WHAT YOU HAVE TO DO:
Each line of the data that includes the string "职责表述" is to be copied out.

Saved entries
[Begin]

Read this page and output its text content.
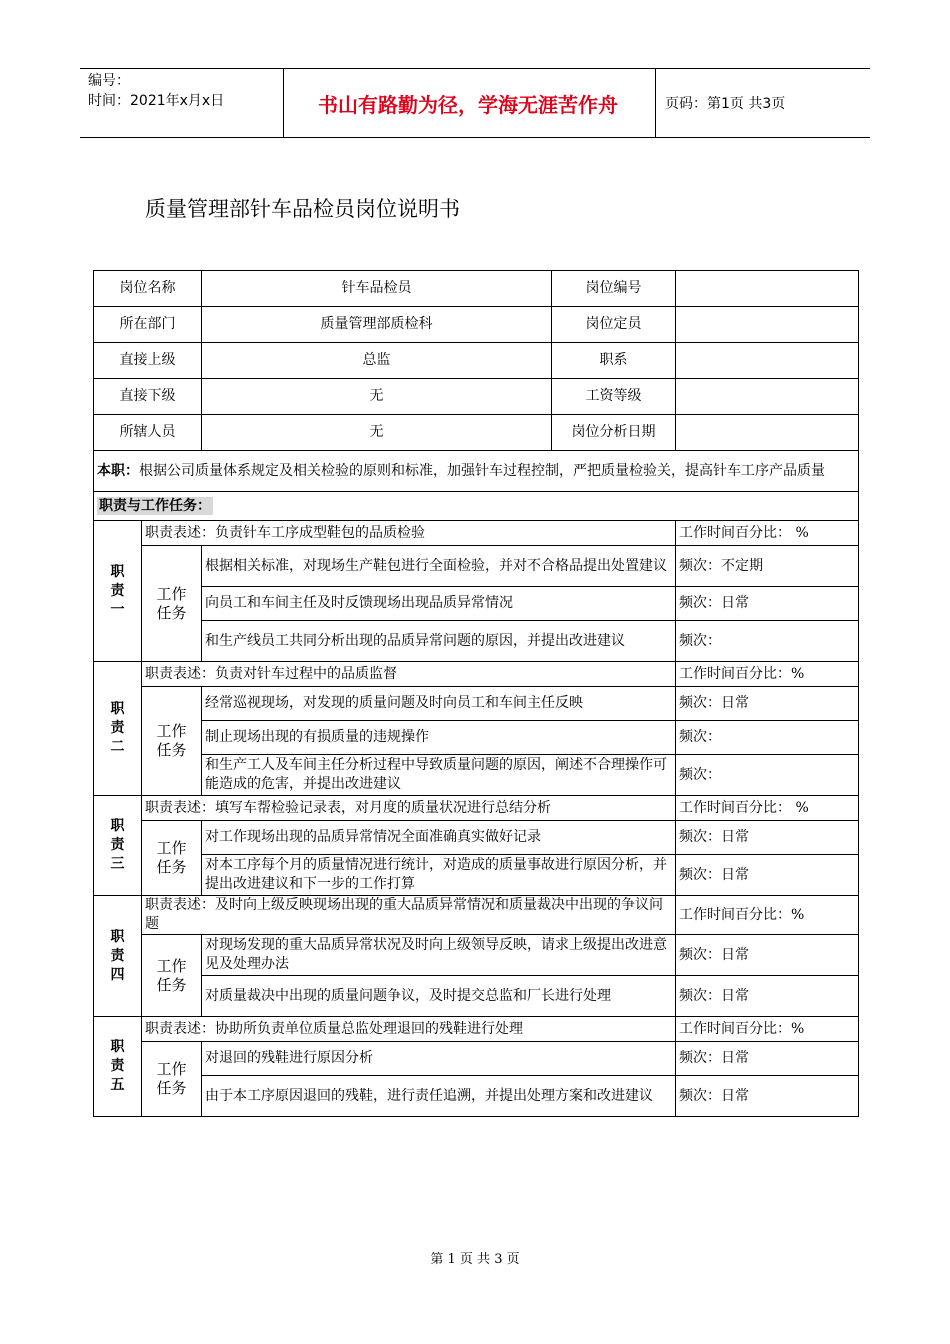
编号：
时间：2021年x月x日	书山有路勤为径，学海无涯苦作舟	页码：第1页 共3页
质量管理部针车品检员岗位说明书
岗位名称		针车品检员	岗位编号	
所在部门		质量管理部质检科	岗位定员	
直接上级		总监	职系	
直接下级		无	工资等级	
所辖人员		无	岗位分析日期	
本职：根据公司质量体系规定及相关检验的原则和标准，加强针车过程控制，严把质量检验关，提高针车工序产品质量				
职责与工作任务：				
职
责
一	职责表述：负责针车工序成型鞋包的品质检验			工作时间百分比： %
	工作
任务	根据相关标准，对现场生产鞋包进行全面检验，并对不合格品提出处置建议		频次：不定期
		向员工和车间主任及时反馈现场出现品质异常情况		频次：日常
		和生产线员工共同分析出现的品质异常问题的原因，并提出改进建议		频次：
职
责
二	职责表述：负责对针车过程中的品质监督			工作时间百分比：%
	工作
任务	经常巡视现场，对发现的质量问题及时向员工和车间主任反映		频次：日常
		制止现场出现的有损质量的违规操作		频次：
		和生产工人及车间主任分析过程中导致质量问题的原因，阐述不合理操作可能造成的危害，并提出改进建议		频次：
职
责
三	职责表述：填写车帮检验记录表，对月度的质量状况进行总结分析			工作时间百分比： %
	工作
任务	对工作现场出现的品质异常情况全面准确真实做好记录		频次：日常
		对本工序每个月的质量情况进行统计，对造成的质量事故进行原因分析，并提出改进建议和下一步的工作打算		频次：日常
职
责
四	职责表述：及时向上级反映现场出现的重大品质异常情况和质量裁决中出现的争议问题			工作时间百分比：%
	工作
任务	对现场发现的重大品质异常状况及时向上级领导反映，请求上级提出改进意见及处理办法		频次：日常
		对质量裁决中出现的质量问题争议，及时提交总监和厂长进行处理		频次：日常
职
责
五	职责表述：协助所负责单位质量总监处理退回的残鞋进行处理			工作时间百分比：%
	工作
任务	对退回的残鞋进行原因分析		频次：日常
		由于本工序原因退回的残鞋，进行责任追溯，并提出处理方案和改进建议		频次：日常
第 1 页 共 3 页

[End]

ANSWER TO THIS EXERCISE:
一	职责表述：负责针车工序成型鞋包的品质检验			工作时间百分比： %
二	职责表述：负责对针车过程中的品质监督			工作时间百分比：%
三	职责表述：填写车帮检验记录表，对月度的质量状况进行总结分析			工作时间百分比： %
四	职责表述：及时向上级反映现场出现的重大品质异常情况和质量裁决中出现的争议问题			工作时间百分比：%
五	职责表述：协助所负责单位质量总监处理退回的残鞋进行处理			工作时间百分比：%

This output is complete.